[begin Provided data]

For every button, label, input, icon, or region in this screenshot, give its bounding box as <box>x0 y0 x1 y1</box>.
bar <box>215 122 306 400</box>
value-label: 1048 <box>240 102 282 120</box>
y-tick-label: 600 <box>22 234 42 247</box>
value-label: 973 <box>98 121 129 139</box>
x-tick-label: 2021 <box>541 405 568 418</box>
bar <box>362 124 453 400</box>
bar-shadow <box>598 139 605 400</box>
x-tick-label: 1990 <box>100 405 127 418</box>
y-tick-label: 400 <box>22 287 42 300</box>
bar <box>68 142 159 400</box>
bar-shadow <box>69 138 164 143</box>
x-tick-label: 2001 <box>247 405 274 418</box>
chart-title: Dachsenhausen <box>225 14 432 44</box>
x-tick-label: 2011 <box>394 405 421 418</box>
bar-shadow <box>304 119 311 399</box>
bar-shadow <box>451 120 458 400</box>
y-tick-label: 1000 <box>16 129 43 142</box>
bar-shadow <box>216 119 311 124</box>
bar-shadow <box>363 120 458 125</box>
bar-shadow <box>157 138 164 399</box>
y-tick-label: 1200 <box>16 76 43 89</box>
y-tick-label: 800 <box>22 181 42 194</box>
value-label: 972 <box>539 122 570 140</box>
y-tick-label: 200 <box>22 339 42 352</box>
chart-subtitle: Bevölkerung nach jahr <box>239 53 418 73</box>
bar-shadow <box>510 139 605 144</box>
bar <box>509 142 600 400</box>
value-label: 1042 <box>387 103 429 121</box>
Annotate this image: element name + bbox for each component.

[end Provided data]
[begin Provided data]

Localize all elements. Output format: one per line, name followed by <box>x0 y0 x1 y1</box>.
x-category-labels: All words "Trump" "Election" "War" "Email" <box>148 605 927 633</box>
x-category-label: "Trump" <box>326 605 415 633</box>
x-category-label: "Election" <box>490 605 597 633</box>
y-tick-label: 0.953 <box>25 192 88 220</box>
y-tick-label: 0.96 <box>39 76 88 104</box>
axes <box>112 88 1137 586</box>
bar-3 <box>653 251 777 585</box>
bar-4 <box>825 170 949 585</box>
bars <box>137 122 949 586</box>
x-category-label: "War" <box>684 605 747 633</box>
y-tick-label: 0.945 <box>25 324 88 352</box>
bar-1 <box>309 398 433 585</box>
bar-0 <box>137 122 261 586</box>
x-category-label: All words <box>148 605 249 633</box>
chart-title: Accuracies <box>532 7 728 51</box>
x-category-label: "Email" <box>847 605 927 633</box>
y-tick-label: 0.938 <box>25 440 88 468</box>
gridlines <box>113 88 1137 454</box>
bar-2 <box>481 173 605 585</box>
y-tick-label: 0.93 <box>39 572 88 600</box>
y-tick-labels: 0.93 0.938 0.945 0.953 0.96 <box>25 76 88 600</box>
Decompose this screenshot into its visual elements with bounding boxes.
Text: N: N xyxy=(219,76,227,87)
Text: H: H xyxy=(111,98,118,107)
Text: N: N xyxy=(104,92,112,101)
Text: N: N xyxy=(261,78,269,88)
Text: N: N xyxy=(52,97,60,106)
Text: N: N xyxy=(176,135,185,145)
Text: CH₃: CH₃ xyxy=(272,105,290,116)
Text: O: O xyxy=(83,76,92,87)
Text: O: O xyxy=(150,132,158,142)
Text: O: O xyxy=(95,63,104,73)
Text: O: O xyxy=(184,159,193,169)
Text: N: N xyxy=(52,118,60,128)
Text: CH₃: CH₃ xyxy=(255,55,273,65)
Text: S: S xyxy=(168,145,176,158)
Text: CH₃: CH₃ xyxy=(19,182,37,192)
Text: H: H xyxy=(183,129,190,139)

[end Provided data]
[begin Provided data]

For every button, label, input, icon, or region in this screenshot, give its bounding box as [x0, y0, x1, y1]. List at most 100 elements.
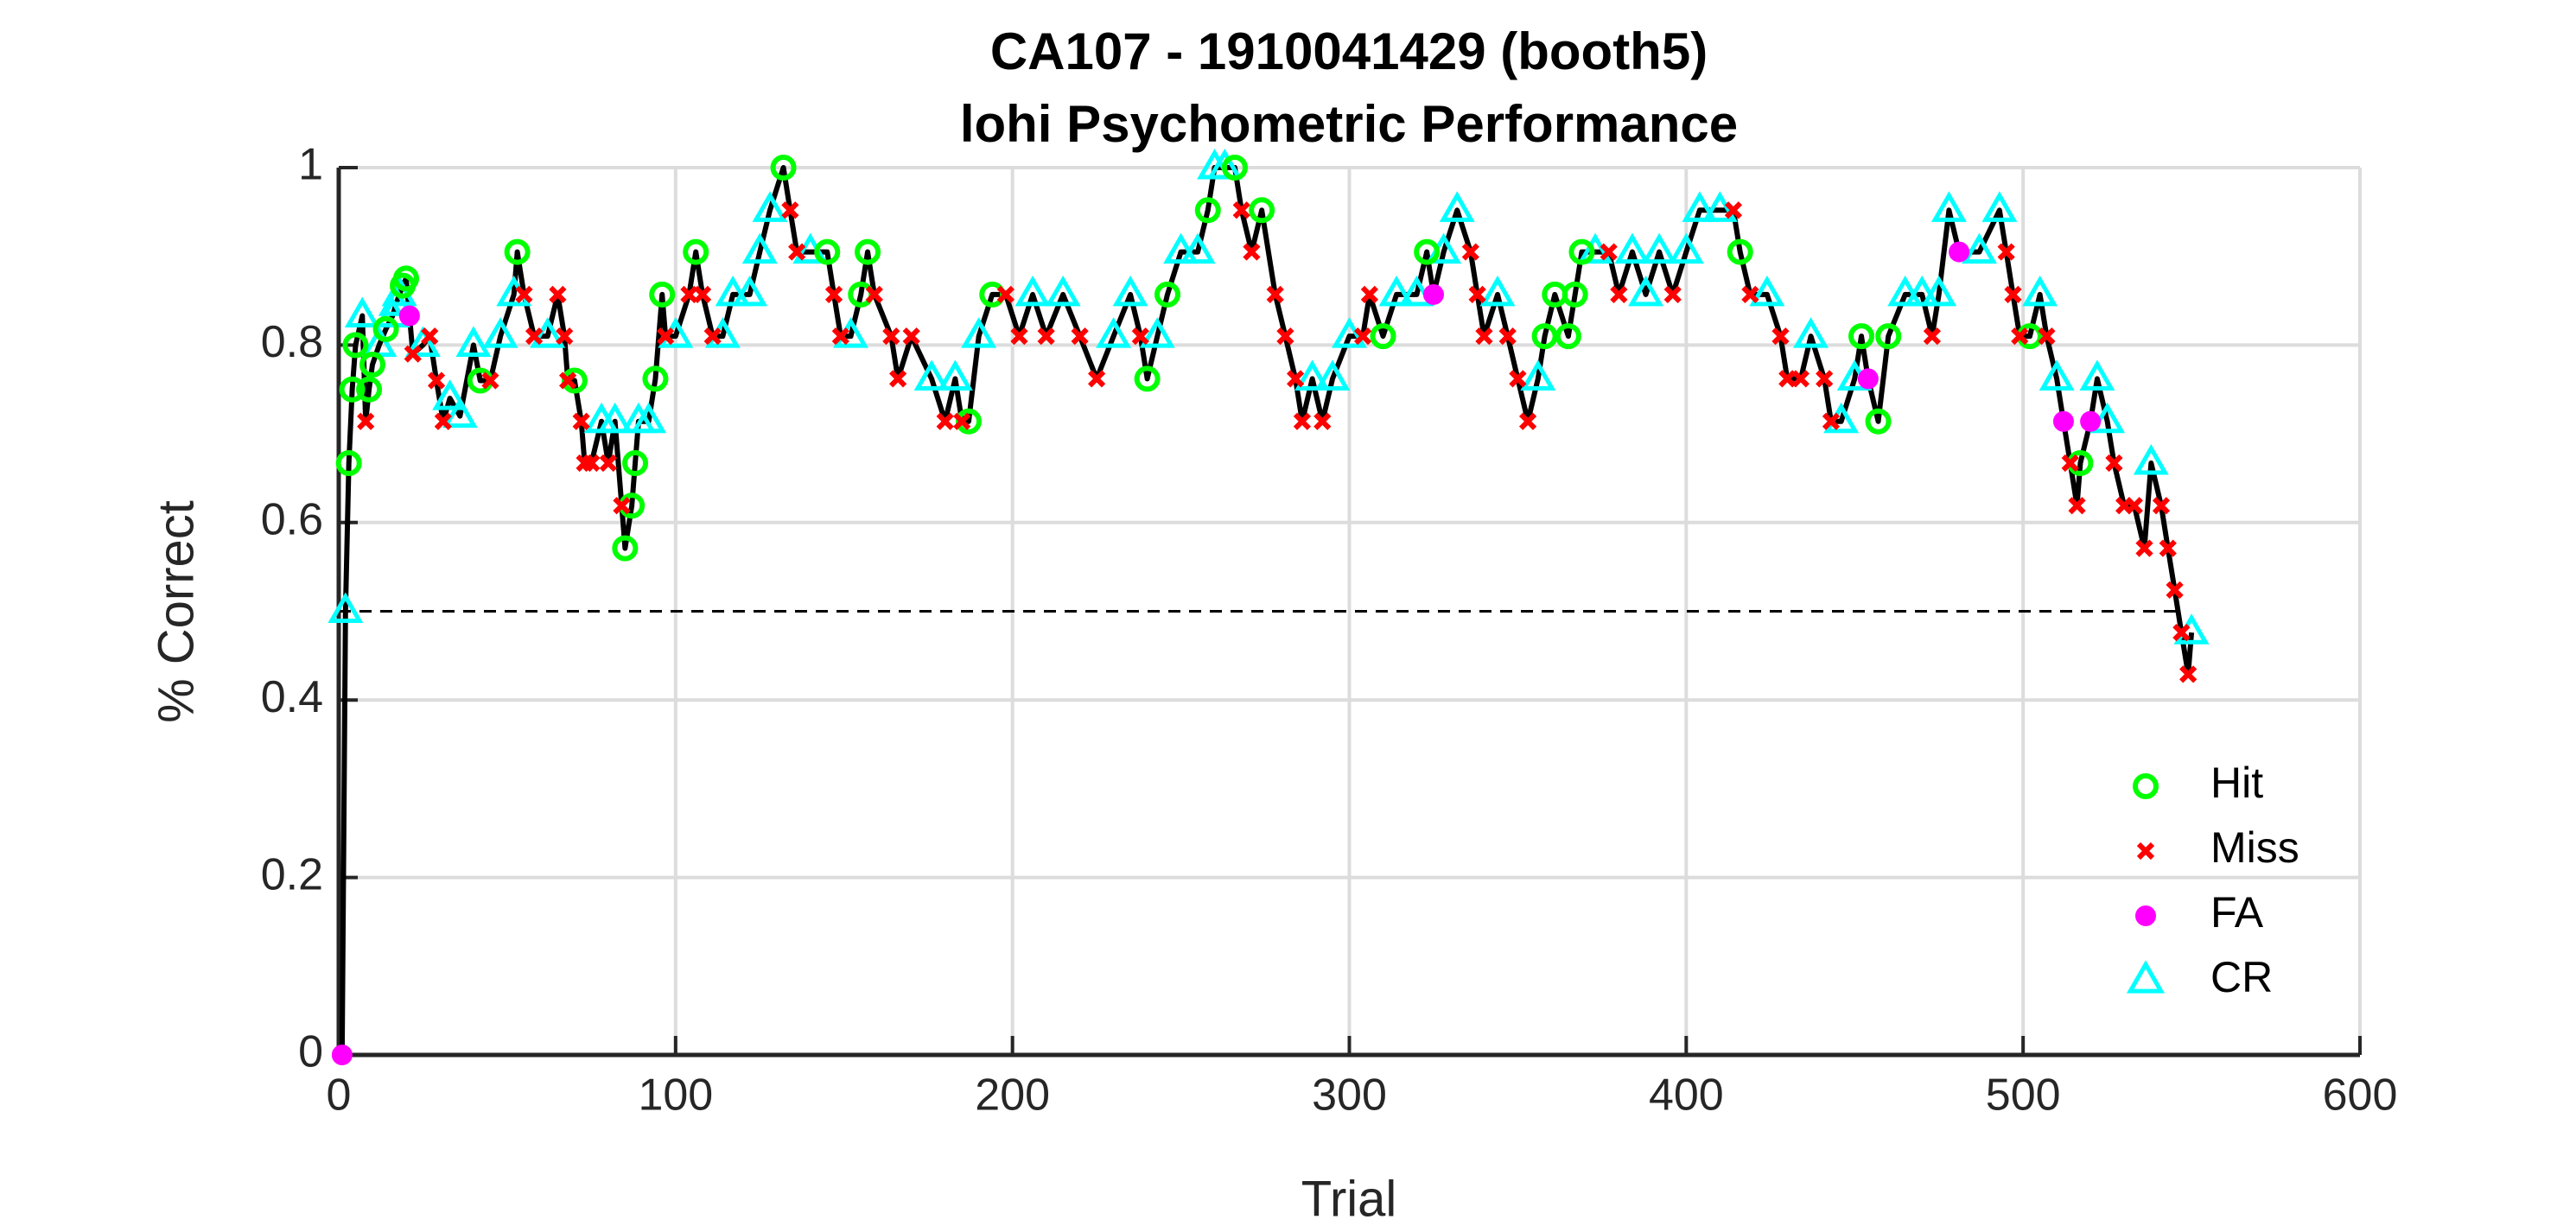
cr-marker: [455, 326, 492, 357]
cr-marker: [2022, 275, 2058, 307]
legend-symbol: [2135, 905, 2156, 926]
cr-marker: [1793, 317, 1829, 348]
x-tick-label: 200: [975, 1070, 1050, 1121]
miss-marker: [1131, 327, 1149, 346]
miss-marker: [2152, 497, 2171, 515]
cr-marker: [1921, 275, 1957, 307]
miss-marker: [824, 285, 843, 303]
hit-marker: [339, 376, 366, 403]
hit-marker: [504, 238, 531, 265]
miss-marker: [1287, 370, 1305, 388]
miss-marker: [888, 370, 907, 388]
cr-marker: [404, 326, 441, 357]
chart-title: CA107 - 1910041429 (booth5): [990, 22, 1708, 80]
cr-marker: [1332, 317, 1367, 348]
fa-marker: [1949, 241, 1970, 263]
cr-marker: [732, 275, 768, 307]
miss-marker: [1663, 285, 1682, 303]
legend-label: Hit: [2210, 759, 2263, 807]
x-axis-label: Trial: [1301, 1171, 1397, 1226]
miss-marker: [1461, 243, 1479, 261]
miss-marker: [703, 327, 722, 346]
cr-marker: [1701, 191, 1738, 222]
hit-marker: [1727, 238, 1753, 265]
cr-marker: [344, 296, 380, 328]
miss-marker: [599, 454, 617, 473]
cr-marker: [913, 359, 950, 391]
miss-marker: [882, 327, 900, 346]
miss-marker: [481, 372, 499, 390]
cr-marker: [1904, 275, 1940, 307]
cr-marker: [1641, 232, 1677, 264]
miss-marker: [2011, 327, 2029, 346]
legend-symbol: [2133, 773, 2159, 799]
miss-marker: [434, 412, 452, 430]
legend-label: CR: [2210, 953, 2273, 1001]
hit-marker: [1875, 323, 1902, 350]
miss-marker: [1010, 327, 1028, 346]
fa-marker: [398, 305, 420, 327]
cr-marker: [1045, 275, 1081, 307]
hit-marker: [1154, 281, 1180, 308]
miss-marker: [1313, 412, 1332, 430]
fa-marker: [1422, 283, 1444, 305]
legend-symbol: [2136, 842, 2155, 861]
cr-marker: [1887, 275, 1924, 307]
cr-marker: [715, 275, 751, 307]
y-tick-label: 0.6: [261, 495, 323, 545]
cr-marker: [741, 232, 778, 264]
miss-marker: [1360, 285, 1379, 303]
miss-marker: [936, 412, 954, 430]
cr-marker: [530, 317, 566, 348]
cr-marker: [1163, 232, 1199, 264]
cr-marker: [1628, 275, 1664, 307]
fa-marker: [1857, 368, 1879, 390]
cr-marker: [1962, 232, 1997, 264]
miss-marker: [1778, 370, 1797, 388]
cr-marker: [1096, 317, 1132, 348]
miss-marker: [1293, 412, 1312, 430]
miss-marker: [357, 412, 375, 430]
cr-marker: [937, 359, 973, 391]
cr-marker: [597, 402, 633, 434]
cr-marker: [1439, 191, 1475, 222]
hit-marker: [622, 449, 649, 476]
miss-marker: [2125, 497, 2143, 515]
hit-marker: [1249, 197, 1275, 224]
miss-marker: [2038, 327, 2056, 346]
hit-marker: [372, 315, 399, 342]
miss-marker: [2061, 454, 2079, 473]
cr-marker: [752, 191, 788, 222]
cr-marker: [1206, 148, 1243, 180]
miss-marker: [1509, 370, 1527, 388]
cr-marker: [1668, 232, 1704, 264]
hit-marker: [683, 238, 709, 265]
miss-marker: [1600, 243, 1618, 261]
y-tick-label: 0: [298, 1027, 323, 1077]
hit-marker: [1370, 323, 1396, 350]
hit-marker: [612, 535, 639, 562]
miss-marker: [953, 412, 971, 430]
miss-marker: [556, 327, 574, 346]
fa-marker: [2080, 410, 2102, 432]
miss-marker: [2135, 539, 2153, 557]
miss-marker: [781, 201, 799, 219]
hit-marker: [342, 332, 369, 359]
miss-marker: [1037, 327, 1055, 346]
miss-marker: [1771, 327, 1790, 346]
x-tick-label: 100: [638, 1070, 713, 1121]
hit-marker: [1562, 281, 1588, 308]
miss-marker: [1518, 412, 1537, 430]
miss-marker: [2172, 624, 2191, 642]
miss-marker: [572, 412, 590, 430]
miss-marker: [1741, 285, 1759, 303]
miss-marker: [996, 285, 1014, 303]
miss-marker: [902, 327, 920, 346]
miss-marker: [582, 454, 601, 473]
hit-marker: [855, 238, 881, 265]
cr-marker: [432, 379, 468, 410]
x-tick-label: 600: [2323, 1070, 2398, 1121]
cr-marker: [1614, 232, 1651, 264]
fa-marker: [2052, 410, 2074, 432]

[end Provided data]

■ **What the exercise asks**: Please give the lines again from the one containing "as <box>x0 y0 x1 y1</box>." through the one containing "bar-shadow <box>598 139 605 400</box>", swapping "value-label" for "data-label" and leaving everything else unchanged.

■ **Answer for the task**:
For every button, label, input, icon, or region in this screenshot, give its bounding box as <box>x0 y0 x1 y1</box>.
bar <box>215 122 306 400</box>
data-label: 1048 <box>240 102 282 120</box>
y-tick-label: 600 <box>22 234 42 247</box>
data-label: 973 <box>98 121 129 139</box>
x-tick-label: 2021 <box>541 405 568 418</box>
bar <box>362 124 453 400</box>
bar-shadow <box>598 139 605 400</box>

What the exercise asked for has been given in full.